### Work to complete
1: In the unit testing guidelines, what maximum length does the rule of thumb set for a single test?
2: Rewrite the rows from the first one through the line containing "event-discount: Discount for", replacing "Event Name" with "Event Title" and keeping everything else the same.

### Passage to read
.....
Update, Nov 25, 2010: Rather than mimicking the directory structure of the assembly under test in a separate test assembly, I’m now more inclined to keep code under test and test code in the same assembly.
Update, Aug 5, 2009: This post grew out of a couple of presentations that I did on the subject back in May and June. Here are my slides from The Unit testing and mocking presentation. Among other things, they contain a few C# samples elaborating on some of the points below.
This post is born of the need to formalize a set of guidelines on how to write and organize tests. In the past I couldn’t help feeling that with the lack of guidelines I had to start over explaining my views on every new project. With no guidelines the tests written quickly grew unmaintainable, giving unit testing a bad name.
Unit testing done right helps build confidence in the code base and drives forward development. Both in terms of forcing one to reflect on the requirements by authoring tests, but also by providing a foundation for developing more modular and testable code.
Given the cyclomatic complexity of even simple methods, however, not every path through a method is worth exercising with a test. Instead, focus on writing representative unit tests for good and bad scenarios.
For object-oriented code a unit test is one that exercises a class in isolation, without the code under test relying on other classes to carry out its operation. Similarly, a unit test shouldn’t rely on the presence of a database or a key/value pair in a configuration file for it to run. If it did, it would be an integration test. Not that there’s anything wrong with integration tests. They just take on more dependencies and hence tend to be more brittle. And so they cause false positives because some dependent part isn’t properly configured. The key point, though, is not to confuse unit testing with integration testing.
Typically, an object delegates part of its operation to other objects. Writing modular and testable code therefore involves the application of design patterns, such as Inversion of Control (IoC). With IoC a test can inject (fake) components into the object under test. The fake components share their interfaces with the real ones, but the test controls how they interact with the object under test and hence how the object under test behaves.
As tests are written it’s vital for the understandability and maintainability of the test suite to keep them small and focused. As a rule of thumb a test should amount to no more than 10-15 lines of code. Longer tests are indicative of too much functionality being tested at once or that code common to multiple tests should be refactored into helper methods.
.....
### Given data
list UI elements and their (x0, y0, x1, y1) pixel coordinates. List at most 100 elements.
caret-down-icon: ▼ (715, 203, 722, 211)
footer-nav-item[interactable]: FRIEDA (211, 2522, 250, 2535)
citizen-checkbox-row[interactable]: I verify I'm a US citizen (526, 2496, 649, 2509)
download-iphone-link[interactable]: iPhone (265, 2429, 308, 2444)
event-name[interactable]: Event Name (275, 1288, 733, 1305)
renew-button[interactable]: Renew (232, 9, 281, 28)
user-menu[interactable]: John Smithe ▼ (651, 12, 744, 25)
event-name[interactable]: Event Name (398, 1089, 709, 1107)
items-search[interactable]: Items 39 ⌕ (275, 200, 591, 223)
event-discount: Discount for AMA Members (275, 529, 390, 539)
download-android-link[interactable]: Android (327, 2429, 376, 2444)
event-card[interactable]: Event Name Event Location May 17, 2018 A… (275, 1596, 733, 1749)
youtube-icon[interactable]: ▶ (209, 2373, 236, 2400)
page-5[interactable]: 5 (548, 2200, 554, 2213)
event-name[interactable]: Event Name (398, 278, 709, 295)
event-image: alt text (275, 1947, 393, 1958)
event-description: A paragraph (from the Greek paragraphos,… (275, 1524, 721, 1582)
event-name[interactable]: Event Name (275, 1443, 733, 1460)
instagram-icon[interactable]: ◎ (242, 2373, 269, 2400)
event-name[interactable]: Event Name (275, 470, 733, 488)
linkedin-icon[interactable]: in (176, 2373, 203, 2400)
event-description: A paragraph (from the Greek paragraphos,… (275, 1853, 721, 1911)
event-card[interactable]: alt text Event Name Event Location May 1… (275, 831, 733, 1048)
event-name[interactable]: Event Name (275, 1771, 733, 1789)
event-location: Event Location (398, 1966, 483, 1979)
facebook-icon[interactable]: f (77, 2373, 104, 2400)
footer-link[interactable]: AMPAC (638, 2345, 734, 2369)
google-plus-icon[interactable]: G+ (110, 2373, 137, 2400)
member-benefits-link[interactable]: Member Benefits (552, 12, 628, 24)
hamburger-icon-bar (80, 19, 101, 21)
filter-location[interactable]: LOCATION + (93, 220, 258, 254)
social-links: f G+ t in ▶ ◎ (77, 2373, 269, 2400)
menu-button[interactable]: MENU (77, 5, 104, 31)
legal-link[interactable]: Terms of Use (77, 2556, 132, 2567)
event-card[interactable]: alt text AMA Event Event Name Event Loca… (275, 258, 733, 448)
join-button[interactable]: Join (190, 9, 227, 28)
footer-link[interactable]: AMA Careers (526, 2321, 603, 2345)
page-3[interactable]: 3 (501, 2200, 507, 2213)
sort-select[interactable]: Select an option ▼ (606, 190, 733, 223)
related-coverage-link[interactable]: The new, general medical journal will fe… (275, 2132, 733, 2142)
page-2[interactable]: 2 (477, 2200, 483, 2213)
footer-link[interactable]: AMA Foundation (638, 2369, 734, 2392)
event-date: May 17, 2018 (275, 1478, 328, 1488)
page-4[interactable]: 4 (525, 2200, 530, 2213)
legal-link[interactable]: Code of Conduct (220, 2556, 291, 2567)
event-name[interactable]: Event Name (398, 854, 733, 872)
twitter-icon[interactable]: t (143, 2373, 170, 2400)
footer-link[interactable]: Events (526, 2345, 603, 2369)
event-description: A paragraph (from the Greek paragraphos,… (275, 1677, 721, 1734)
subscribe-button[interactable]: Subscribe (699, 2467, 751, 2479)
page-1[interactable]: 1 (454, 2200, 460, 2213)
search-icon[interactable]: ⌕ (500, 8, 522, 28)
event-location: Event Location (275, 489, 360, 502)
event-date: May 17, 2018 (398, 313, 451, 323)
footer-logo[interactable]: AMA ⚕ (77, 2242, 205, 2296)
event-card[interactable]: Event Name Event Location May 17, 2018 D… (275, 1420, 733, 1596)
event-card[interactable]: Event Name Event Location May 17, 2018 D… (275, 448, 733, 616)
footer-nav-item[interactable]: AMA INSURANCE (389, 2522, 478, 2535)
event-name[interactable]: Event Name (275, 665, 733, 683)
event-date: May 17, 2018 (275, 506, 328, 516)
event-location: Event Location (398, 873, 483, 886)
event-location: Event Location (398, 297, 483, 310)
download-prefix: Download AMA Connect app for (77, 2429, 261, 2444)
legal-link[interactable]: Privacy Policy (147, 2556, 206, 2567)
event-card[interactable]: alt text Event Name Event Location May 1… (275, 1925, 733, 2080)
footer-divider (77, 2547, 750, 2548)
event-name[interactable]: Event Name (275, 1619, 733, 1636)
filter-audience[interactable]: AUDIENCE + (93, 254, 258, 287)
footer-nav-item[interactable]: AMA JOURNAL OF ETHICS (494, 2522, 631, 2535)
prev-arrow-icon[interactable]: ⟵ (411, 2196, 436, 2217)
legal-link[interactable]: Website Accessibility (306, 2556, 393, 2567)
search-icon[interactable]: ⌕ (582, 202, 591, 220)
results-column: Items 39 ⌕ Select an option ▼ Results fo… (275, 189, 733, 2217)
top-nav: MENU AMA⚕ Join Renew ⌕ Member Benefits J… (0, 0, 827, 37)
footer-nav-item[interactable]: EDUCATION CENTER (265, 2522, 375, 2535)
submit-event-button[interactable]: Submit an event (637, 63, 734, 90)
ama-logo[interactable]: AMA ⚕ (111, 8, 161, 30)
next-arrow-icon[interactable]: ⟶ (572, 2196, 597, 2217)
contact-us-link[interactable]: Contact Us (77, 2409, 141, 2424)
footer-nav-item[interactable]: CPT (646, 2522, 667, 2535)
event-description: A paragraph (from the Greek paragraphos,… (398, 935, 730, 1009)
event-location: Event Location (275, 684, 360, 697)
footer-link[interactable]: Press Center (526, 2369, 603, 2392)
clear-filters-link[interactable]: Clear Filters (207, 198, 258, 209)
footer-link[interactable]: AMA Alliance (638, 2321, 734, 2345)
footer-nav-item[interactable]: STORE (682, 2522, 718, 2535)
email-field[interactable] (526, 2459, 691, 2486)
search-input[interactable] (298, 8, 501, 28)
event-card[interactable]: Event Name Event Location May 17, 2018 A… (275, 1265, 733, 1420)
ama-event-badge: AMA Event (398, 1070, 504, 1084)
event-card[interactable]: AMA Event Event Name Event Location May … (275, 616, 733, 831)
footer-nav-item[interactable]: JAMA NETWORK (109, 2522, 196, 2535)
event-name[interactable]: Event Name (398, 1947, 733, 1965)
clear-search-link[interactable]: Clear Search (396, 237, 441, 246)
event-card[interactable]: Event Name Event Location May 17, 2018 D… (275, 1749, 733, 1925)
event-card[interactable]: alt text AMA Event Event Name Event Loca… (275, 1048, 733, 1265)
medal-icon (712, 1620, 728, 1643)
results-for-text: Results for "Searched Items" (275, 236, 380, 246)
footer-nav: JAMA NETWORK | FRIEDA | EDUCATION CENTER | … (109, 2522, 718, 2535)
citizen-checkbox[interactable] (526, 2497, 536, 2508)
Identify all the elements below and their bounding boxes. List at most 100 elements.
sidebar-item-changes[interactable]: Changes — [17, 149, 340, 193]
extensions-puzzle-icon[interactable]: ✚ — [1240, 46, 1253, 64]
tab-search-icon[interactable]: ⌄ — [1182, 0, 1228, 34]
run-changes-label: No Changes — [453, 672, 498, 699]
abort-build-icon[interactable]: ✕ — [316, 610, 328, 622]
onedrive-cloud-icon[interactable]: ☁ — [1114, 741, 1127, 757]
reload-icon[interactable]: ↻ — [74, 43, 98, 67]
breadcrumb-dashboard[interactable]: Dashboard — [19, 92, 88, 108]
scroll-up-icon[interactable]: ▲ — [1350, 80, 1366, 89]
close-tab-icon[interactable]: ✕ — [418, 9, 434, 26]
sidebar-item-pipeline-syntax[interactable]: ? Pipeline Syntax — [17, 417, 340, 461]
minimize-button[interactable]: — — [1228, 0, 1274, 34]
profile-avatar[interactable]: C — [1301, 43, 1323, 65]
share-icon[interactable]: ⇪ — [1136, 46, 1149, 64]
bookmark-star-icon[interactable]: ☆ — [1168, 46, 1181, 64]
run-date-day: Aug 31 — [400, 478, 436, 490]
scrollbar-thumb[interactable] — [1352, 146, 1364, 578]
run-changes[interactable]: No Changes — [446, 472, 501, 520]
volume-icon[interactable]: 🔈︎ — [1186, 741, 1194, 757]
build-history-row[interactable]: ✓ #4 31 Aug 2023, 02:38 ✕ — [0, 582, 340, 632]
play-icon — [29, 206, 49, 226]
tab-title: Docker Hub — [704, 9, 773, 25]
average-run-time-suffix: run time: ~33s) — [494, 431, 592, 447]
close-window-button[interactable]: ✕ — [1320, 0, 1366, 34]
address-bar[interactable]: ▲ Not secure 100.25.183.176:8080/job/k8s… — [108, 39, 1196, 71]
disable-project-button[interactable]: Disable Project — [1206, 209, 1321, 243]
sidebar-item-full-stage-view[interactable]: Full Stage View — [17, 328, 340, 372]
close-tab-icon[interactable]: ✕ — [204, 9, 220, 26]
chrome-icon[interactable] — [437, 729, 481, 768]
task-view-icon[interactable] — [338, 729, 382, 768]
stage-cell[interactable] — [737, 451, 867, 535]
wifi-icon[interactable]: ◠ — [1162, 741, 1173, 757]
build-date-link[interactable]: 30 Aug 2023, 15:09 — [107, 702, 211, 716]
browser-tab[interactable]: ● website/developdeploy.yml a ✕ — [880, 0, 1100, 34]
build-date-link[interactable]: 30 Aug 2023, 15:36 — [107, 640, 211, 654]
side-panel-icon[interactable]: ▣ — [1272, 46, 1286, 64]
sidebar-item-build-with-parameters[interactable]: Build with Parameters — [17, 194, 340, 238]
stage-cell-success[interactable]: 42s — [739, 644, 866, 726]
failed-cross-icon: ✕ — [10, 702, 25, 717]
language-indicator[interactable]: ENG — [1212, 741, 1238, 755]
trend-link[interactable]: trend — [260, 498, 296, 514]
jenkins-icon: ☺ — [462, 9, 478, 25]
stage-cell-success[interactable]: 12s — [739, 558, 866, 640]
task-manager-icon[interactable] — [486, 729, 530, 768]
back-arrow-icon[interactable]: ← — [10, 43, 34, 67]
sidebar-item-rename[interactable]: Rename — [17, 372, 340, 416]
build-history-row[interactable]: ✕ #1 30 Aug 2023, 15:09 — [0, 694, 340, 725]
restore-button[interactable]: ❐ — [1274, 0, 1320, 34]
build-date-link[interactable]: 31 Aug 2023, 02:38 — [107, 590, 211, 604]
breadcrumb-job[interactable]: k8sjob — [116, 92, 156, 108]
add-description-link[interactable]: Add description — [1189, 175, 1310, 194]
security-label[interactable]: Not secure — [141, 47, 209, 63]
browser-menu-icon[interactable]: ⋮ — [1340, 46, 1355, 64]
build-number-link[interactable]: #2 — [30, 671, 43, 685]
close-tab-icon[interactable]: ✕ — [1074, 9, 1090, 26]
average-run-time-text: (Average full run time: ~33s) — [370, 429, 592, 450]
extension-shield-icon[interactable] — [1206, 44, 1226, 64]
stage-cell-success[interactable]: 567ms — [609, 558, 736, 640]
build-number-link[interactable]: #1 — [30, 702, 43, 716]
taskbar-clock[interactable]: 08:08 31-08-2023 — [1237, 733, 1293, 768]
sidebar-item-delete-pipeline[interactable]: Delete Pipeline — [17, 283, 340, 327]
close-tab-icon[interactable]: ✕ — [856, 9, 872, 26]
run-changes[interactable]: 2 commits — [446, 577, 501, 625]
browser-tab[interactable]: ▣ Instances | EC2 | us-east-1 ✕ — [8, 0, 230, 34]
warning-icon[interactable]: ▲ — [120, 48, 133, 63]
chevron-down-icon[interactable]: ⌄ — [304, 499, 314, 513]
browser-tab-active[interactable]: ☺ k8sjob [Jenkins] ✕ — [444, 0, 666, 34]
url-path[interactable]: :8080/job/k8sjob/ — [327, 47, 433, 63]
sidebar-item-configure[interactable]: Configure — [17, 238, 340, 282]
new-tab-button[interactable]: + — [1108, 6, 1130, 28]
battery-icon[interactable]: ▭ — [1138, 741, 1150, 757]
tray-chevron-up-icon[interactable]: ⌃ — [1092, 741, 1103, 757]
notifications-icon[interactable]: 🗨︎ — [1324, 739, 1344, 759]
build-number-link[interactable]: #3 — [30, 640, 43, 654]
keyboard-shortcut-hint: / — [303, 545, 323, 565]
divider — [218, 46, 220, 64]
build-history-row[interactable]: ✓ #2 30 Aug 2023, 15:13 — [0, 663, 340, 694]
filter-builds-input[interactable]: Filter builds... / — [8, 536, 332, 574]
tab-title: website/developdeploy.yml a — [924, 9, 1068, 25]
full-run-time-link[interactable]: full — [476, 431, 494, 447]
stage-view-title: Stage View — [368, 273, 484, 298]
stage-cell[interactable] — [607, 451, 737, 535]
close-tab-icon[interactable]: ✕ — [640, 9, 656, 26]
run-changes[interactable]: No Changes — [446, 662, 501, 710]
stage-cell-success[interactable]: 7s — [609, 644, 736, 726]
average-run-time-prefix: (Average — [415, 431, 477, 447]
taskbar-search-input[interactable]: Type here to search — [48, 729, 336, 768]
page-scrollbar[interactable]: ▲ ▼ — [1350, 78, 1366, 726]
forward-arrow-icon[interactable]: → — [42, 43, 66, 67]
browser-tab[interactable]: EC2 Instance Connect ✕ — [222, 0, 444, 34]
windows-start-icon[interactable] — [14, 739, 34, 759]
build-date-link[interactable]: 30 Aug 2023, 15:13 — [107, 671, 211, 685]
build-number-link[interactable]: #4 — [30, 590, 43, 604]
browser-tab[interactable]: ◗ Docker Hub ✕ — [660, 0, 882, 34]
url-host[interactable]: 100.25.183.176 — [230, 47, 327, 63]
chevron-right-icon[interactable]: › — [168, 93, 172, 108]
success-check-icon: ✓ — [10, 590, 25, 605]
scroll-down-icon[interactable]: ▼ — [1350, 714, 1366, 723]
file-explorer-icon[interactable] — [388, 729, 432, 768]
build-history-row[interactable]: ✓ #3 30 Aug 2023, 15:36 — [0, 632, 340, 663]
.....
### Answers provided
1: No more than 10-15 lines of code.

2:
list UI elements and their (x0, y0, x1, y1) pixel coordinates. List at most 100 elements.
caret-down-icon: ▼ (715, 203, 722, 211)
footer-nav-item[interactable]: FRIEDA (211, 2522, 250, 2535)
citizen-checkbox-row[interactable]: I verify I'm a US citizen (526, 2496, 649, 2509)
download-iphone-link[interactable]: iPhone (265, 2429, 308, 2444)
event-name[interactable]: Event Title (275, 1288, 733, 1305)
renew-button[interactable]: Renew (232, 9, 281, 28)
user-menu[interactable]: John Smithe ▼ (651, 12, 744, 25)
event-name[interactable]: Event Title (398, 1089, 709, 1107)
items-search[interactable]: Items 39 ⌕ (275, 200, 591, 223)
event-discount: Discount for AMA Members (275, 529, 390, 539)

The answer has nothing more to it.